DIRECTION >> Copy out each row below that contains the string "Bibliothek", taking the whole row every time. Only matches with the same capitalization count.
========================
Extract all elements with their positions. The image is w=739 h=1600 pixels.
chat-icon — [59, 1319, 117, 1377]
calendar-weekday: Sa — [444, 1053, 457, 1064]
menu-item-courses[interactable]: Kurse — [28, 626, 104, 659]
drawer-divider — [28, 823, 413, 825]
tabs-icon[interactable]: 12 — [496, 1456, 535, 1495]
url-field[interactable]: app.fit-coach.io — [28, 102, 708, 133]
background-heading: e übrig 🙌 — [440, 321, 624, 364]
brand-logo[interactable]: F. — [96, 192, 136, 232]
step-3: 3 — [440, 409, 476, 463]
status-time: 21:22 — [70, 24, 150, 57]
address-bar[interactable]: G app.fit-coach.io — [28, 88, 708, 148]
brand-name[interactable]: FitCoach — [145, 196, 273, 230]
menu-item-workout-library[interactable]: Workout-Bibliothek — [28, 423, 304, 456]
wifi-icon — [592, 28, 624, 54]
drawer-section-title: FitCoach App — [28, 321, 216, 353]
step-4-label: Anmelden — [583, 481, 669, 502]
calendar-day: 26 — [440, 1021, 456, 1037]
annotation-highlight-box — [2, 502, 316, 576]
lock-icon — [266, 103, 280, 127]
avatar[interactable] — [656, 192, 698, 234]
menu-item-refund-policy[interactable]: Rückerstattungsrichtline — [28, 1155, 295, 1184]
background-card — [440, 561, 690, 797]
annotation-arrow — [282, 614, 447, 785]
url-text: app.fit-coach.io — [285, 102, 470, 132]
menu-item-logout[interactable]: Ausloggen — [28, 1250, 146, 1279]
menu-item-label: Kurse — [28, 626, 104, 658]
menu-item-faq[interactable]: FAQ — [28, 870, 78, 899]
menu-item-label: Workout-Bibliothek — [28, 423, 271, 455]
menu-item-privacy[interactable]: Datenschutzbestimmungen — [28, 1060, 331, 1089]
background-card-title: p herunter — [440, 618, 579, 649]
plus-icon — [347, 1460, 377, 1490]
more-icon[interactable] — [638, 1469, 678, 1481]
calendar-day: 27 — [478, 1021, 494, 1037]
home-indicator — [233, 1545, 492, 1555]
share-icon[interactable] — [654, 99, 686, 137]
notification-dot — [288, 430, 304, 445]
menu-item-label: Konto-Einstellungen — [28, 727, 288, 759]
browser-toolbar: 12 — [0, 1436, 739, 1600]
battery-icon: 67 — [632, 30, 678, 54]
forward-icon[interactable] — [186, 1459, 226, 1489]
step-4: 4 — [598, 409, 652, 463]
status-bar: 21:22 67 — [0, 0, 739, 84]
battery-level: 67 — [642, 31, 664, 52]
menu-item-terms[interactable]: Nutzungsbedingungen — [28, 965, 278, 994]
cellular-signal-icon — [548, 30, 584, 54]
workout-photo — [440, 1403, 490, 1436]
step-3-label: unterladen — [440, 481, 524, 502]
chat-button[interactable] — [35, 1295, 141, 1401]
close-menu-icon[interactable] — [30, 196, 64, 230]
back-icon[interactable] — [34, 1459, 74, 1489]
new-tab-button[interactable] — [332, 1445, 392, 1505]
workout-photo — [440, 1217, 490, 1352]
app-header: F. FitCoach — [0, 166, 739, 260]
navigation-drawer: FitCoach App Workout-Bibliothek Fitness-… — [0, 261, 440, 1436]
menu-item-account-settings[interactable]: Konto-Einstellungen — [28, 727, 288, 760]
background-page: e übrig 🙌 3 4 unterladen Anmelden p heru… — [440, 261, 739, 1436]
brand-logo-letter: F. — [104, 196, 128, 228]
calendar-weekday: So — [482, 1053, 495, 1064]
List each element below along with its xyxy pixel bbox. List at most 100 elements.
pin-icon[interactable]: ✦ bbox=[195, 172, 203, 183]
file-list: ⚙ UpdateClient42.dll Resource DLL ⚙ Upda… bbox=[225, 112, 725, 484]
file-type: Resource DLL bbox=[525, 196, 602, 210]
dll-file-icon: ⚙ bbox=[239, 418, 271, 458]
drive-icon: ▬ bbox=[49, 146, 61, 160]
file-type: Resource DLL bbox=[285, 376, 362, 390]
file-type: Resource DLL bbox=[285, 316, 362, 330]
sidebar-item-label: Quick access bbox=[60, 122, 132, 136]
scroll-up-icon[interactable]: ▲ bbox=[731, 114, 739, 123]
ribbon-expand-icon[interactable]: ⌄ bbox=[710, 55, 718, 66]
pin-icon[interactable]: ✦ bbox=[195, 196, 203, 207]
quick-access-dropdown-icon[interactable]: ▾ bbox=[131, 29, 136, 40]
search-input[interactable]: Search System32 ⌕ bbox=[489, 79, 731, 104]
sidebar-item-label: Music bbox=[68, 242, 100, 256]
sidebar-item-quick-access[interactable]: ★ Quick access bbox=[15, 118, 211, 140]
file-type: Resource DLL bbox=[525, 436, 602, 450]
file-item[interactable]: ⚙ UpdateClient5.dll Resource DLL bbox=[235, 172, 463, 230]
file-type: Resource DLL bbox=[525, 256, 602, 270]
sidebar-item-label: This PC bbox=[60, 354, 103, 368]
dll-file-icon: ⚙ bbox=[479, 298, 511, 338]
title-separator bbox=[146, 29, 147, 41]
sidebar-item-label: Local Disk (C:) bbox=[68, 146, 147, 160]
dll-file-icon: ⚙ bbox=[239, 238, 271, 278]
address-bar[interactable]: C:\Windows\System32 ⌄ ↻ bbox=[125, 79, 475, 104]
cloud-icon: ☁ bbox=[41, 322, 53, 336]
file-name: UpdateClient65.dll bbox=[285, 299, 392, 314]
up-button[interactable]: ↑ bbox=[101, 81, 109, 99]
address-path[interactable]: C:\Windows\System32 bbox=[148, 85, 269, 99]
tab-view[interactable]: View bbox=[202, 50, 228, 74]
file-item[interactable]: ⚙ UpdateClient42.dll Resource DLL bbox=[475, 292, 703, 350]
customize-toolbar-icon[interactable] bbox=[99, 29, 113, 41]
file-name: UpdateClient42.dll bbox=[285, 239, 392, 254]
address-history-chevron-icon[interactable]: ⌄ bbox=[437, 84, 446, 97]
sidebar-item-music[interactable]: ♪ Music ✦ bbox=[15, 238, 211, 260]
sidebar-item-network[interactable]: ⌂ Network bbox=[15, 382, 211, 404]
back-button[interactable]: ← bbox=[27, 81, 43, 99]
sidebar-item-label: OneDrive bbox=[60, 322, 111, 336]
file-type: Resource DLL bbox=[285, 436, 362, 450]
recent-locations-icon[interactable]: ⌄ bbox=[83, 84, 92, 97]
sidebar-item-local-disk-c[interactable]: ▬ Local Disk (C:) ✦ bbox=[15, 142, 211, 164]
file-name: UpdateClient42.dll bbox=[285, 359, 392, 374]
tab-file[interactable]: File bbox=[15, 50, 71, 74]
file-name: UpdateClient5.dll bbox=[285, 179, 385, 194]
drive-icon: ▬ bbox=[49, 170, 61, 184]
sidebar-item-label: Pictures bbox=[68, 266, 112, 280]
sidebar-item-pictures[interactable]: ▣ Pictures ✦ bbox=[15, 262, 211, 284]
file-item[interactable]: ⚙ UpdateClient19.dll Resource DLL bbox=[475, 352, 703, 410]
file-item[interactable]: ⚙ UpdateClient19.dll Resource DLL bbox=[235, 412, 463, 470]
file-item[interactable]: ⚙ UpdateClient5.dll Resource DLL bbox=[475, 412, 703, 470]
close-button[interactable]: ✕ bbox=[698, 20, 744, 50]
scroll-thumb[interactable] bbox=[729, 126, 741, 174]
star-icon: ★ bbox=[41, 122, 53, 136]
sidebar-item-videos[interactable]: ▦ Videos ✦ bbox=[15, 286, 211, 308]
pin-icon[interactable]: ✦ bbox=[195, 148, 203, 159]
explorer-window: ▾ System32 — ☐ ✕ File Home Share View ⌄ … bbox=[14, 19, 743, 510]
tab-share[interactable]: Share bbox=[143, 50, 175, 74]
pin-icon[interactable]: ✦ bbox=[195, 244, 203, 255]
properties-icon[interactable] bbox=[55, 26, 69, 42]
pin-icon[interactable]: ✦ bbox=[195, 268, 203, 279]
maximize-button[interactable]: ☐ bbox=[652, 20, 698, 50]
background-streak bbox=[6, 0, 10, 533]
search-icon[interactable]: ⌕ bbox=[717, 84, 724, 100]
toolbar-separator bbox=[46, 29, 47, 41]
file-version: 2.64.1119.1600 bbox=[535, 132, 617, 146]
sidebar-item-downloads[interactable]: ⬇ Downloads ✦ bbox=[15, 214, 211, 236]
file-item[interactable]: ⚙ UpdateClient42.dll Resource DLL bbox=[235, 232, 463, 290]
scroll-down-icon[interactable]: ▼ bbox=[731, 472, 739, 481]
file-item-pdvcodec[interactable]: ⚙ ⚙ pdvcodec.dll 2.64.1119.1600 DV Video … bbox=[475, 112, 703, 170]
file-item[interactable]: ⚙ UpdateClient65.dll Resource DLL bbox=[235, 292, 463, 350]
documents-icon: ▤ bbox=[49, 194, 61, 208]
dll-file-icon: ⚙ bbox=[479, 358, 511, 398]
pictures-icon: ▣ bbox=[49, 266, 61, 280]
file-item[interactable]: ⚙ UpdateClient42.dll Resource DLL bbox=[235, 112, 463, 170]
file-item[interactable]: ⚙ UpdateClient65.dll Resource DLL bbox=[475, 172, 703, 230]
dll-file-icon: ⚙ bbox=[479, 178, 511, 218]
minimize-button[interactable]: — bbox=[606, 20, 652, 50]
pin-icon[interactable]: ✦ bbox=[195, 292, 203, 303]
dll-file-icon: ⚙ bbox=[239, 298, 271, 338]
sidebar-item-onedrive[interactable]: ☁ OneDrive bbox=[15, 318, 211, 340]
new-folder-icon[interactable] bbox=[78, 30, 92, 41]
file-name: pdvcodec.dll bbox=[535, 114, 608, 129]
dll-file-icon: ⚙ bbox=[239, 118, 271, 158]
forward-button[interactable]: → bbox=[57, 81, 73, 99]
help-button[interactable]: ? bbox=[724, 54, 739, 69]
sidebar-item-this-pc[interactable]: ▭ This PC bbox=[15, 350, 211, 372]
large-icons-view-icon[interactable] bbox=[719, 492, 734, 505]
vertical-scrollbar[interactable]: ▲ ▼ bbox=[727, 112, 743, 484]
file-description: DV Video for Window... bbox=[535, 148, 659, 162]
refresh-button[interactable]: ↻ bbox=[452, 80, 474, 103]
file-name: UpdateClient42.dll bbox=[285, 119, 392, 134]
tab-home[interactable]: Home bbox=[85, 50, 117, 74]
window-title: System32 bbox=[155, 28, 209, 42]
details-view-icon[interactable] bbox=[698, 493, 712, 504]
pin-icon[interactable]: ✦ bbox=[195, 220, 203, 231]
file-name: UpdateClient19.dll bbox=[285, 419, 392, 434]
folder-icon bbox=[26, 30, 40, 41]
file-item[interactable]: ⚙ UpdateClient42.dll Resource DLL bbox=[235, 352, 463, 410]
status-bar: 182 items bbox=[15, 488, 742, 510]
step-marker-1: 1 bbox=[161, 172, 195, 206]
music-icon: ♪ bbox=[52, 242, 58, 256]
========================
FINAL RESULT >>
menu-item-workout-library[interactable]: Workout-Bibliothek — [28, 423, 304, 456]
menu-item-label: Workout-Bibliothek — [28, 423, 271, 455]
navigation-drawer: FitCoach App Workout-Bibliothek Fitness-… — [0, 261, 440, 1436]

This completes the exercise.